══ MATERIAL FOR THIS EXERCISE
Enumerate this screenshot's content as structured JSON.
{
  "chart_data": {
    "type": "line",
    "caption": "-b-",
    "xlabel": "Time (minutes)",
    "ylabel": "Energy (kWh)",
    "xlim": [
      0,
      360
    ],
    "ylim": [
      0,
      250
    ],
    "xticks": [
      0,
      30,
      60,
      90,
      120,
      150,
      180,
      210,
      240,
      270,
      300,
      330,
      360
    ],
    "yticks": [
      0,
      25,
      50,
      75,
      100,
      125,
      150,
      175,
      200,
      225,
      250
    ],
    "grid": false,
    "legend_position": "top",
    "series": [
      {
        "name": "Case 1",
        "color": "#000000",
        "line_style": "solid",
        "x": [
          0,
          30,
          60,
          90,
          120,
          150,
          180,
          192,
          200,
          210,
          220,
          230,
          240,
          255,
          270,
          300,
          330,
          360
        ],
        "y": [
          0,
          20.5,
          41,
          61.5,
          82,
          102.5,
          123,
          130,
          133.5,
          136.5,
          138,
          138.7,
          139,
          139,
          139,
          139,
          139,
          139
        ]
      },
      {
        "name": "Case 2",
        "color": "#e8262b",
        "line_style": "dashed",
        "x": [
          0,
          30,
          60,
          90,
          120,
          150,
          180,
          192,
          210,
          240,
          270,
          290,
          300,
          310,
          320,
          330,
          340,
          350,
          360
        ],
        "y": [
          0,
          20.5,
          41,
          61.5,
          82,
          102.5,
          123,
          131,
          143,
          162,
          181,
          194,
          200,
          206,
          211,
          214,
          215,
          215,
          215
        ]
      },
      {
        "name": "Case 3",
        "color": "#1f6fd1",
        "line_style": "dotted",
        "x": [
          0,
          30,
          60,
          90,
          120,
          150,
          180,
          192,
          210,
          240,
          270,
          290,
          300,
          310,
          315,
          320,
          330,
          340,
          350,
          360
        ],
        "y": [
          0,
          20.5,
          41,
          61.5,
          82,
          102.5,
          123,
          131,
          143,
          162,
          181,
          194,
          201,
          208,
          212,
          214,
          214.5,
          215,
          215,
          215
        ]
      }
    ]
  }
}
════
▶ **INSTRUCTION**
Extract the full listing and reproduce each line exactly.

▶ **RESPONSE TO THE EXERCISE**
Enumerate this screenshot's content as structured JSON.
{
  "chart_data": {
    "type": "line",
    "caption": "-b-",
    "xlabel": "Time (minutes)",
    "ylabel": "Energy (kWh)",
    "xlim": [
      0,
      360
    ],
    "ylim": [
      0,
      250
    ],
    "xticks": [
      0,
      30,
      60,
      90,
      120,
      150,
      180,
      210,
      240,
      270,
      300,
      330,
      360
    ],
    "yticks": [
      0,
      25,
      50,
      75,
      100,
      125,
      150,
      175,
      200,
      225,
      250
    ],
    "grid": false,
    "legend_position": "top",
    "series": [
      {
        "name": "Case 1",
        "color": "#000000",
        "line_style": "solid",
        "x": [
          0,
          30,
          60,
          90,
          120,
          150,
          180,
          192,
          200,
          210,
          220,
          230,
          240,
          255,
          270,
          300,
          330,
          360
        ],
        "y": [
          0,
          20.5,
          41,
          61.5,
          82,
          102.5,
          123,
          130,
          133.5,
          136.5,
          138,
          138.7,
          139,
          139,
          139,
          139,
          139,
          139
        ]
      },
      {
        "name": "Case 2",
        "color": "#e8262b",
        "line_style": "dashed",
        "x": [
          0,
          30,
          60,
          90,
          120,
          150,
          180,
          192,
          210,
          240,
          270,
          290,
          300,
          310,
          320,
          330,
          340,
          350,
          360
        ],
        "y": [
          0,
          20.5,
          41,
          61.5,
          82,
          102.5,
          123,
          131,
          143,
          162,
          181,
          194,
          200,
          206,
          211,
          214,
          215,
          215,
          215
        ]
      },
      {
        "name": "Case 3",
        "color": "#1f6fd1",
        "line_style": "dotted",
        "x": [
          0,
          30,
          60,
          90,
          120,
          150,
          180,
          192,
          210,
          240,
          270,
          290,
          300,
          310,
          315,
          320,
          330,
          340,
          350,
          360
        ],
        "y": [
          0,
          20.5,
          41,
          61.5,
          82,
          102.5,
          123,
          131,
          143,
          162,
          181,
          194,
          201,
          208,
          212,
          214,
          214.5,
          215,
          215,
          215
        ]
      }
    ]
  }
}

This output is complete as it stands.